Requirements. Identify all lines below that hold "primo" and collect them.

Dataset entries.
===============

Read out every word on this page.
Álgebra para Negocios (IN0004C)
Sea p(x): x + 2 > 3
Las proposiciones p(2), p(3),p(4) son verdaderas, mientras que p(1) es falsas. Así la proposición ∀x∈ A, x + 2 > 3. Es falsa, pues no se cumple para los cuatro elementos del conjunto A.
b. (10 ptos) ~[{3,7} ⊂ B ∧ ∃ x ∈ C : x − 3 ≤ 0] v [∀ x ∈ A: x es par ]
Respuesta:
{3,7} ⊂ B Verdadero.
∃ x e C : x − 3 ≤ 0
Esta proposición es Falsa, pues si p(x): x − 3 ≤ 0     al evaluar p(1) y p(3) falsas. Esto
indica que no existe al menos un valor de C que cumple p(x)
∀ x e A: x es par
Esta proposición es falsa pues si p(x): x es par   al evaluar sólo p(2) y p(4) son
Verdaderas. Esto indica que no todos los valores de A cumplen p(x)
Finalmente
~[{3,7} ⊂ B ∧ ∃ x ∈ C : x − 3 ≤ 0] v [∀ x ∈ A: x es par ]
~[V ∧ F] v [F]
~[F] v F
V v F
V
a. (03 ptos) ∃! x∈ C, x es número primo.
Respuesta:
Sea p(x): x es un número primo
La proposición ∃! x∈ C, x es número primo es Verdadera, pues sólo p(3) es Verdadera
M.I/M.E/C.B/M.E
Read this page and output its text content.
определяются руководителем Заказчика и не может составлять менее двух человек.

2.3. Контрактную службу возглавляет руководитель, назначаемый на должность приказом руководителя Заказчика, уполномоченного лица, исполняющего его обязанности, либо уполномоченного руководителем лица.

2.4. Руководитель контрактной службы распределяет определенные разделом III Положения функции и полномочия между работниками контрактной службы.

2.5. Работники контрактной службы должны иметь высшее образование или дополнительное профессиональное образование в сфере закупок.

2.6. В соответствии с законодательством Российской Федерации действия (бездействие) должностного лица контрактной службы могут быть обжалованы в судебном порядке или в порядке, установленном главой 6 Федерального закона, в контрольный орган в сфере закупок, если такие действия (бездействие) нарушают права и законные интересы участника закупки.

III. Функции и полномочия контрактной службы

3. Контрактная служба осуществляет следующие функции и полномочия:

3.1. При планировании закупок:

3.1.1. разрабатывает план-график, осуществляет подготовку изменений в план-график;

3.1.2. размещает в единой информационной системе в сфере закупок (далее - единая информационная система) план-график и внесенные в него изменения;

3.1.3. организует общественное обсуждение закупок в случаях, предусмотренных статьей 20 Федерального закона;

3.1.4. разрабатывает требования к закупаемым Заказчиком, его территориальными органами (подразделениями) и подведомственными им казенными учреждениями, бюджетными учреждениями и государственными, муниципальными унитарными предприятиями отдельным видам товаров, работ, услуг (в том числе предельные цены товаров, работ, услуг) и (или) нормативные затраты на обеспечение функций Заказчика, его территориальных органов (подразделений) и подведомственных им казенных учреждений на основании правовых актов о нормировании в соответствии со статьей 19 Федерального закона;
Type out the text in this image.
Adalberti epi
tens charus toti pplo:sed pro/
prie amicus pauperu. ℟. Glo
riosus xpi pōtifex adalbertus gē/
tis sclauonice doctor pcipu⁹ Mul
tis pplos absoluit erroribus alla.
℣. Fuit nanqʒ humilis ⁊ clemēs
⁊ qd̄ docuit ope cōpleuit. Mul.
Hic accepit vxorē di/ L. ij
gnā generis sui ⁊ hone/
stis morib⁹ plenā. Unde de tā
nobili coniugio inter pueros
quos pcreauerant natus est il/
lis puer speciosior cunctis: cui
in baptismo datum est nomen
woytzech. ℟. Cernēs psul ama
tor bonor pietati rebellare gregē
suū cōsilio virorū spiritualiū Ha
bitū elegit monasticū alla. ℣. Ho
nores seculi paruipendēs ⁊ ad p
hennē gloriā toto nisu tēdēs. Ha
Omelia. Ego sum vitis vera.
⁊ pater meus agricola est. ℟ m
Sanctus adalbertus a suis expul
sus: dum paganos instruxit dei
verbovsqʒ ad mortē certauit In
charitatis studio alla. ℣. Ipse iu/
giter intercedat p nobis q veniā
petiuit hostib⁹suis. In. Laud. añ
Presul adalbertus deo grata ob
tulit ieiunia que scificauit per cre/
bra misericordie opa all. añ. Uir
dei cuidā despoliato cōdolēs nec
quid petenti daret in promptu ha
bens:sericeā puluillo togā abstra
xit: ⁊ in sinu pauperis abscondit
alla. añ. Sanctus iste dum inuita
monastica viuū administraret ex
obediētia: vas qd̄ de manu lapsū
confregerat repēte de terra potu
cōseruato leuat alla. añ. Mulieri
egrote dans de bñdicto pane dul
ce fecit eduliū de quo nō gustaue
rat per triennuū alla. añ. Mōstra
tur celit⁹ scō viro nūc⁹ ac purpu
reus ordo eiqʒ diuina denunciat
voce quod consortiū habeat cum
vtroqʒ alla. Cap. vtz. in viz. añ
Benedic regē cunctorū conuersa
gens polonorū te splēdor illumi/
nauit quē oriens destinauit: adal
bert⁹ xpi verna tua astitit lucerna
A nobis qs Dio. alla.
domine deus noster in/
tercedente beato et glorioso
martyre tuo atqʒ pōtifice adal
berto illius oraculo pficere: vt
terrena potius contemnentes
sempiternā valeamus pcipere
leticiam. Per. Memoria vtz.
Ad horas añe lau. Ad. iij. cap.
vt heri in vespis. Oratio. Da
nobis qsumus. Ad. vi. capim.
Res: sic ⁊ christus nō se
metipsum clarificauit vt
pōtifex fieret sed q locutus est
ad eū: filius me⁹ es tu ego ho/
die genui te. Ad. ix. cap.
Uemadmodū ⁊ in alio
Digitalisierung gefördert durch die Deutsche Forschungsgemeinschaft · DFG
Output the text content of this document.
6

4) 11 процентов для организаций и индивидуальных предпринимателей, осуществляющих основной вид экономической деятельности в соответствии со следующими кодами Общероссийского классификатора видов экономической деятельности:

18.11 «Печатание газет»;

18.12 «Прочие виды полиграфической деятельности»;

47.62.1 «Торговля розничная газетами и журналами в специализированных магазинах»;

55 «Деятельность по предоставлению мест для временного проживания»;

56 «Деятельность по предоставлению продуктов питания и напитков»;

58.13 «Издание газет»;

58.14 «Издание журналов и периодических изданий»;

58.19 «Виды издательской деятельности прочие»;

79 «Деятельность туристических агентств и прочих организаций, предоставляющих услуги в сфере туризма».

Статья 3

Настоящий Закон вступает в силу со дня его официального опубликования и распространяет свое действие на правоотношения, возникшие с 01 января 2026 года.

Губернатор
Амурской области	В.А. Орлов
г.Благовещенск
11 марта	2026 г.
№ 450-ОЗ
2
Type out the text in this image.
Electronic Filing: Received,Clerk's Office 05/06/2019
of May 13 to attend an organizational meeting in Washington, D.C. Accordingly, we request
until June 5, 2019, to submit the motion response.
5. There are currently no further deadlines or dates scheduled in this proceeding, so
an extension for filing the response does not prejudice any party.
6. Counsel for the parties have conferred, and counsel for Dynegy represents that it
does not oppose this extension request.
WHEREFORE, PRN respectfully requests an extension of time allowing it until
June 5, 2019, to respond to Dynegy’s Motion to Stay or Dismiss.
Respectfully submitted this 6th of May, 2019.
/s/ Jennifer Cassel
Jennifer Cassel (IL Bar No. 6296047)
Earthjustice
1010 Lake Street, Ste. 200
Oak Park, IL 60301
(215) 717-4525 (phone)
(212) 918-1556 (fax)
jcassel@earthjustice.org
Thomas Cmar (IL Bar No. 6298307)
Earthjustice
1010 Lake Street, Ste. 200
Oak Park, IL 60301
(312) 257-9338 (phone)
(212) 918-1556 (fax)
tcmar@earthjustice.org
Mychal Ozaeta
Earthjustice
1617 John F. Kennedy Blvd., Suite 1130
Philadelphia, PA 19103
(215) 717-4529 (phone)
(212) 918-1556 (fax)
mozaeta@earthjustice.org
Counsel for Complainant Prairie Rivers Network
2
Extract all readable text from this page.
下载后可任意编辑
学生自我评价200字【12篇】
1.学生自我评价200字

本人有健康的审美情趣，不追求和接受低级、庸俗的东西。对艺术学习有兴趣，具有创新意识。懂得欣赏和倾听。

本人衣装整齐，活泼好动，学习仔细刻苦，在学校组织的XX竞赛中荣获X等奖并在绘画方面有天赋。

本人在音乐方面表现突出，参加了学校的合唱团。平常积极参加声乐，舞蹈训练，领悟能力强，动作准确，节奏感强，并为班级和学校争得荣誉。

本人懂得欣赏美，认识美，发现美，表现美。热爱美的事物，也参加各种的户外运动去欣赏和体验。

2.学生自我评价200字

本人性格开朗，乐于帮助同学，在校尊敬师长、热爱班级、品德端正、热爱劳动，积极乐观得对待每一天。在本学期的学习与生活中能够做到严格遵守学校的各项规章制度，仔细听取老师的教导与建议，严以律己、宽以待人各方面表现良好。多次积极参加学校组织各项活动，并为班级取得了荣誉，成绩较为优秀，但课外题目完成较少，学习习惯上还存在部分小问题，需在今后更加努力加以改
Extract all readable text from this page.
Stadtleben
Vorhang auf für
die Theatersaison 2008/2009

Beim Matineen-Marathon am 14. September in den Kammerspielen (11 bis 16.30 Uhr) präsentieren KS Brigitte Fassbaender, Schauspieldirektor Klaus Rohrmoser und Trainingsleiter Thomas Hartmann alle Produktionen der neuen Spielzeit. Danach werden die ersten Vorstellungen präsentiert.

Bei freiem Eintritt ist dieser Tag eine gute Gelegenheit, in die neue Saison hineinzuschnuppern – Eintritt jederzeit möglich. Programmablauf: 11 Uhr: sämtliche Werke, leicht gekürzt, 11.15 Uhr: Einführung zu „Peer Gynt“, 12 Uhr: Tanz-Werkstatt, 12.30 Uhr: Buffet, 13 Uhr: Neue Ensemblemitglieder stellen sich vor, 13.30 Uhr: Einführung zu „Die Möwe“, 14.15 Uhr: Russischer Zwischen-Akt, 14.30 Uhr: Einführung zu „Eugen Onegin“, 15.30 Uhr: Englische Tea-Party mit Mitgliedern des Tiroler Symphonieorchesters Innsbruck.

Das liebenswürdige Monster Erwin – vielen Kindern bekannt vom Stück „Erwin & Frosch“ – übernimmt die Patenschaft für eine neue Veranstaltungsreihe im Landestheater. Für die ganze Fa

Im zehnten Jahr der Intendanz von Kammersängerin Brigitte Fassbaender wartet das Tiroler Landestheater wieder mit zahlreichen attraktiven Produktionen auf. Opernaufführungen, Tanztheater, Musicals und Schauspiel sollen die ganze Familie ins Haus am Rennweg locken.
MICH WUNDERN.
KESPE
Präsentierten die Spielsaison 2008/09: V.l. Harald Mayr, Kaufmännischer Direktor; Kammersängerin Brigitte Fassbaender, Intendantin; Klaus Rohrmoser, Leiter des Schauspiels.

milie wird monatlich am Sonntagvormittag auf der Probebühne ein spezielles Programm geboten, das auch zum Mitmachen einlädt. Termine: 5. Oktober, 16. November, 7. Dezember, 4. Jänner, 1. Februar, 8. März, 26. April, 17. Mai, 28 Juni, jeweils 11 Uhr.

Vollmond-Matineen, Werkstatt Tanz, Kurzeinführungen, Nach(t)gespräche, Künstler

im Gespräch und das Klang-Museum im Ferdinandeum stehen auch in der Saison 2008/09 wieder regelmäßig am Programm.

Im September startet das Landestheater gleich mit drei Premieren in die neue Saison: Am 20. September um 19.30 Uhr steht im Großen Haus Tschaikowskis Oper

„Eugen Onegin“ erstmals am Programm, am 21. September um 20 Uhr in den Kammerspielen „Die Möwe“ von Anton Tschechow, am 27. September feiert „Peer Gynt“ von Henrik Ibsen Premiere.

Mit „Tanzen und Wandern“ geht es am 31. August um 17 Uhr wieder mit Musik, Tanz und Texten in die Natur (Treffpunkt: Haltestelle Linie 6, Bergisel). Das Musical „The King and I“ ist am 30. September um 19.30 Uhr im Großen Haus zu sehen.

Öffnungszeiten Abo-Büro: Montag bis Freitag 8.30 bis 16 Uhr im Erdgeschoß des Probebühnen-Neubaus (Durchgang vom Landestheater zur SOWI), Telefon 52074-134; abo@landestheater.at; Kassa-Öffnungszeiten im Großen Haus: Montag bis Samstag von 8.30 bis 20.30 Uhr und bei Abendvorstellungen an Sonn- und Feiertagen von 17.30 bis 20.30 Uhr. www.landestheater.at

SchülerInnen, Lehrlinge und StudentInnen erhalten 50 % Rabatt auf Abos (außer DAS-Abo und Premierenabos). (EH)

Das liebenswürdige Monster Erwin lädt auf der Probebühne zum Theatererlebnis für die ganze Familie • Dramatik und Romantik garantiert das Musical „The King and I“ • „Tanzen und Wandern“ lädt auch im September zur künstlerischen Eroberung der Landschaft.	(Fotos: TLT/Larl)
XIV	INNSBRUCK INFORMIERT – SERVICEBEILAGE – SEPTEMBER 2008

===============

Task output.
a. (03 ptos) ∃! x∈ C, x es número primo.
Sea p(x): x es un número primo
La proposición ∃! x∈ C, x es número primo es Verdadera, pues sólo p(3) es Verdadera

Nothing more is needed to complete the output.